Dataset entries:
• • • •

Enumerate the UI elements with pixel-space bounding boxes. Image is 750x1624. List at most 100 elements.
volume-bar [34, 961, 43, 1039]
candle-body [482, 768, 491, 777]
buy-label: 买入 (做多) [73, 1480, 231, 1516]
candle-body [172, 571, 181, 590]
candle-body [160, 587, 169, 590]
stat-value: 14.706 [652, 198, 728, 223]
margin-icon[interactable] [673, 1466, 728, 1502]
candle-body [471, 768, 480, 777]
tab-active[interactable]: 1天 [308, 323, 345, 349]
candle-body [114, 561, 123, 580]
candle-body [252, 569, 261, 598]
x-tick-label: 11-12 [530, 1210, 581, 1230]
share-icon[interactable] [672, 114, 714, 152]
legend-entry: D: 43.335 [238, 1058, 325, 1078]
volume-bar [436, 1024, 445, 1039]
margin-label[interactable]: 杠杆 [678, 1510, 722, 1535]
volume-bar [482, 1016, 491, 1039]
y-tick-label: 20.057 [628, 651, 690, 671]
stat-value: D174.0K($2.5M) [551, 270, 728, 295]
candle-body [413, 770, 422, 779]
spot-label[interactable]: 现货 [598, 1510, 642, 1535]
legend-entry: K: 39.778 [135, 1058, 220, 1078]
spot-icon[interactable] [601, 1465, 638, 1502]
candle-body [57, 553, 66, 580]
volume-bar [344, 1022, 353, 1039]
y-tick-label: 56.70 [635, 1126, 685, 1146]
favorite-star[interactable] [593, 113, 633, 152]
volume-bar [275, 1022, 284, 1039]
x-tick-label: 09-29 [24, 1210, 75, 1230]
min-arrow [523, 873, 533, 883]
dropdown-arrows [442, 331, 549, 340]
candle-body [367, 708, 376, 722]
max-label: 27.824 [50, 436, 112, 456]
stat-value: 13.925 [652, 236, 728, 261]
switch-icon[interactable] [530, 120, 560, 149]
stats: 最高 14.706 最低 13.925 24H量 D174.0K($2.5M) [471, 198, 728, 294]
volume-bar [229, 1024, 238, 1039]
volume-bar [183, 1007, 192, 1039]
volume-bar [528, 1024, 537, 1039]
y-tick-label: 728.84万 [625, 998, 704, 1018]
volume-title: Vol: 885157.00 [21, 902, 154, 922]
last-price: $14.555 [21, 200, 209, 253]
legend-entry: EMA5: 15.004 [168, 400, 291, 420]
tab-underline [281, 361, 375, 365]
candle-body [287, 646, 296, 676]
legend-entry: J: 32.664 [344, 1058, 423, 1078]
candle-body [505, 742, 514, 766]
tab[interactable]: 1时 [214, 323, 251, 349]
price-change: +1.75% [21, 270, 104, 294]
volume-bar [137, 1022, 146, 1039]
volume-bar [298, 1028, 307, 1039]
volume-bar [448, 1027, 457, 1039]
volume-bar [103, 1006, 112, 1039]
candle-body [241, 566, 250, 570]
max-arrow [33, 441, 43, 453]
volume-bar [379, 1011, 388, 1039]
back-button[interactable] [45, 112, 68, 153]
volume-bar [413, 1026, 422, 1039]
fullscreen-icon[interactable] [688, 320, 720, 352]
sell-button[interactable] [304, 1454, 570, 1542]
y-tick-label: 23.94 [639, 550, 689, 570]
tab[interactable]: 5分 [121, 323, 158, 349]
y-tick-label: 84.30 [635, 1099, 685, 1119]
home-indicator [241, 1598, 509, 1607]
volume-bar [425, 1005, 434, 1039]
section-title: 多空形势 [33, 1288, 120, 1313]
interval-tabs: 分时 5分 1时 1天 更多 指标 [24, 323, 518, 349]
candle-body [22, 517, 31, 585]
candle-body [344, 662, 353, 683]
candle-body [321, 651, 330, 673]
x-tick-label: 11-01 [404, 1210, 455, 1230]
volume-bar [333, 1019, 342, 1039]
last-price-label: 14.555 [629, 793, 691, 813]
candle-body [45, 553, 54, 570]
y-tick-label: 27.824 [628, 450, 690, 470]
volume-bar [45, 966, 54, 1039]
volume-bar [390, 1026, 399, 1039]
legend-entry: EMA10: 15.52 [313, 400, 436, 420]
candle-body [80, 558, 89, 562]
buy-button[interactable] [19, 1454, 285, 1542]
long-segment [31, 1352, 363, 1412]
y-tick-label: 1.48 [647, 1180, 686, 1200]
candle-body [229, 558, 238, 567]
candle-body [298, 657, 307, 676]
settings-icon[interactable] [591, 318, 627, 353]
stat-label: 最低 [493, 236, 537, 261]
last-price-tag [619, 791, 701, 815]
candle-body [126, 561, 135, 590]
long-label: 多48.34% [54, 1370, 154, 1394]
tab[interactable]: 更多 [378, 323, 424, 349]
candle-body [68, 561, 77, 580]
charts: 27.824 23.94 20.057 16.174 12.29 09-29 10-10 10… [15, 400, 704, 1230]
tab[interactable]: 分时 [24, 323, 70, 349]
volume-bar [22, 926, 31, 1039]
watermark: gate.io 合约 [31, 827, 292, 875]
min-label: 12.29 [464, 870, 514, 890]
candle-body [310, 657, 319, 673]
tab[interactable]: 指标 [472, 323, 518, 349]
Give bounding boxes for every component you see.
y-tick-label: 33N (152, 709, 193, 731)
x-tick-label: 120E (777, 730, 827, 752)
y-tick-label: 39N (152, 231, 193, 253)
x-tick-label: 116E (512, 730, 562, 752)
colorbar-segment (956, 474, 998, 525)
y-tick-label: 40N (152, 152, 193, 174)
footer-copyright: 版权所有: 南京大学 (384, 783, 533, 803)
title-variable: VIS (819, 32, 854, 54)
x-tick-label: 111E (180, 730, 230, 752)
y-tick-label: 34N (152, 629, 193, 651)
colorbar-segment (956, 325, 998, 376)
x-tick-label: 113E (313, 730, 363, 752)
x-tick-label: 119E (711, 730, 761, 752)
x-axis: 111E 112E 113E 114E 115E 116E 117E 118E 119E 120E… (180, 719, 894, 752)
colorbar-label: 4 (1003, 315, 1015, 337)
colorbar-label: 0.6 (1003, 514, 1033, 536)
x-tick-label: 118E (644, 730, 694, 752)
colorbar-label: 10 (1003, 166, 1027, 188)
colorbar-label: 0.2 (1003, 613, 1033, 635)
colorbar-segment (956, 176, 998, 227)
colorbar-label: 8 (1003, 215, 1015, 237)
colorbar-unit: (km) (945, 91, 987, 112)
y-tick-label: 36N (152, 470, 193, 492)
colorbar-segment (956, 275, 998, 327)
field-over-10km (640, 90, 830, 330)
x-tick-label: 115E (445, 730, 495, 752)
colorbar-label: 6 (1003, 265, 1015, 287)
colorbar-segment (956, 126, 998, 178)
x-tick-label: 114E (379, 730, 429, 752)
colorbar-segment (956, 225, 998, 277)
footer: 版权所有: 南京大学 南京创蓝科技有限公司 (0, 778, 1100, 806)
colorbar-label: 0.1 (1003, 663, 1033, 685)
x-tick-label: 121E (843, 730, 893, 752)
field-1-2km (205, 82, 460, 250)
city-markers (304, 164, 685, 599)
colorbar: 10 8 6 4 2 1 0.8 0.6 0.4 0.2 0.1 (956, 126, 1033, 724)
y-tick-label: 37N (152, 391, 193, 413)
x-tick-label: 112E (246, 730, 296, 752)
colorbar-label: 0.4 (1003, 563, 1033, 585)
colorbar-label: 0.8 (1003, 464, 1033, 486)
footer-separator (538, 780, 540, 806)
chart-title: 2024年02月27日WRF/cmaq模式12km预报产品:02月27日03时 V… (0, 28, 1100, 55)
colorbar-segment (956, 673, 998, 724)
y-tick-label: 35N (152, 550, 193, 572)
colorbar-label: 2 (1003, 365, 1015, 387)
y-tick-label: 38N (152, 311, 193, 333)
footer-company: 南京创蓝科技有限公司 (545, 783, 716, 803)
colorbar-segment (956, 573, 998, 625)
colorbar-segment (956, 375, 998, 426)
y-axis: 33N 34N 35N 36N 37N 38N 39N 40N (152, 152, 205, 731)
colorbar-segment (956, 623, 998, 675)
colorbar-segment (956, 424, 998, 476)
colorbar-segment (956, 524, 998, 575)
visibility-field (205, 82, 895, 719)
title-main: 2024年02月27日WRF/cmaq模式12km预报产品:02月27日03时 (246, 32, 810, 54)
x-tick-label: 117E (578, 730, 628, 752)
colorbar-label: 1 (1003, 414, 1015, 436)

• • • •

= Directions =
Please rewrite the items from the first one through the line containing "volume-bar [436, 1024, 445, 1039]", replacing every "candle-body" with "candlestick-body" and leaving everything else unchanged.

= Task answer =
Enumerate the UI elements with pixel-space bounding boxes. Image is 750x1624. List at most 100 elements.
volume-bar [34, 961, 43, 1039]
candlestick-body [482, 768, 491, 777]
buy-label: 买入 (做多) [73, 1480, 231, 1516]
candlestick-body [172, 571, 181, 590]
candlestick-body [160, 587, 169, 590]
stat-value: 14.706 [652, 198, 728, 223]
margin-icon[interactable] [673, 1466, 728, 1502]
candlestick-body [471, 768, 480, 777]
tab-active[interactable]: 1天 [308, 323, 345, 349]
candlestick-body [114, 561, 123, 580]
candlestick-body [252, 569, 261, 598]
x-tick-label: 11-12 [530, 1210, 581, 1230]
share-icon[interactable] [672, 114, 714, 152]
legend-entry: D: 43.335 [238, 1058, 325, 1078]
volume-bar [436, 1024, 445, 1039]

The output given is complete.